* Exercise objective *
You are to retype all of the data exactly as it appears.
— start of Given records —
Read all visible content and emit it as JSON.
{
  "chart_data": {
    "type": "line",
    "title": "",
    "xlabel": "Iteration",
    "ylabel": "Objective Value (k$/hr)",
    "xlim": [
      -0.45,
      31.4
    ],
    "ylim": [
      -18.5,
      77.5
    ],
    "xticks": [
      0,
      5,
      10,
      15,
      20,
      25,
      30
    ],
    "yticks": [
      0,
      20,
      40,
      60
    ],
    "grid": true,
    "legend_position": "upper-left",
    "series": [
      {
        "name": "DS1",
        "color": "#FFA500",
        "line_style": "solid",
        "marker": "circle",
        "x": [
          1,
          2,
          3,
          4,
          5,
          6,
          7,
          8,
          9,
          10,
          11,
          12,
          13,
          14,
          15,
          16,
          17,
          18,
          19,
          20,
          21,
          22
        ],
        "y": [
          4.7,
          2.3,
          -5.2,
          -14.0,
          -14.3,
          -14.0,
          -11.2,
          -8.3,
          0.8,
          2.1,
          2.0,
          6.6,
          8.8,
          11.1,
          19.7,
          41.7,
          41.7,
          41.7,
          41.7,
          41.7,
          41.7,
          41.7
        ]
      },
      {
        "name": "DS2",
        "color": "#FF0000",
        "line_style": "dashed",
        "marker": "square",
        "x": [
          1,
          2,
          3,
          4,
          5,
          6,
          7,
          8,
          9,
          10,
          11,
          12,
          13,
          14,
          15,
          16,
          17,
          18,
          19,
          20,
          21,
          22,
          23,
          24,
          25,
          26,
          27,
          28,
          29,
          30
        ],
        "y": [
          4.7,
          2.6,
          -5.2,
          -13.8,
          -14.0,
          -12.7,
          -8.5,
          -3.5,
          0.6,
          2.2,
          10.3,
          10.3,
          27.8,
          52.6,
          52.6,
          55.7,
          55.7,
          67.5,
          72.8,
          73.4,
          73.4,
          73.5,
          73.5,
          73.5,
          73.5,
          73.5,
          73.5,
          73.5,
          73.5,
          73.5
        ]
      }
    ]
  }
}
— end of Given records —
* Response for this exercise *
Read all visible content and emit it as JSON.
{
  "chart_data": {
    "type": "line",
    "title": "",
    "xlabel": "Iteration",
    "ylabel": "Objective Value (k$/hr)",
    "xlim": [
      -0.45,
      31.4
    ],
    "ylim": [
      -18.5,
      77.5
    ],
    "xticks": [
      0,
      5,
      10,
      15,
      20,
      25,
      30
    ],
    "yticks": [
      0,
      20,
      40,
      60
    ],
    "grid": true,
    "legend_position": "upper-left",
    "series": [
      {
        "name": "DS1",
        "color": "#FFA500",
        "line_style": "solid",
        "marker": "circle",
        "x": [
          1,
          2,
          3,
          4,
          5,
          6,
          7,
          8,
          9,
          10,
          11,
          12,
          13,
          14,
          15,
          16,
          17,
          18,
          19,
          20,
          21,
          22
        ],
        "y": [
          4.7,
          2.3,
          -5.2,
          -14.0,
          -14.3,
          -14.0,
          -11.2,
          -8.3,
          0.8,
          2.1,
          2.0,
          6.6,
          8.8,
          11.1,
          19.7,
          41.7,
          41.7,
          41.7,
          41.7,
          41.7,
          41.7,
          41.7
        ]
      },
      {
        "name": "DS2",
        "color": "#FF0000",
        "line_style": "dashed",
        "marker": "square",
        "x": [
          1,
          2,
          3,
          4,
          5,
          6,
          7,
          8,
          9,
          10,
          11,
          12,
          13,
          14,
          15,
          16,
          17,
          18,
          19,
          20,
          21,
          22,
          23,
          24,
          25,
          26,
          27,
          28,
          29,
          30
        ],
        "y": [
          4.7,
          2.6,
          -5.2,
          -13.8,
          -14.0,
          -12.7,
          -8.5,
          -3.5,
          0.6,
          2.2,
          10.3,
          10.3,
          27.8,
          52.6,
          52.6,
          55.7,
          55.7,
          67.5,
          72.8,
          73.4,
          73.4,
          73.5,
          73.5,
          73.5,
          73.5,
          73.5,
          73.5,
          73.5,
          73.5,
          73.5
        ]
      }
    ]
  }
}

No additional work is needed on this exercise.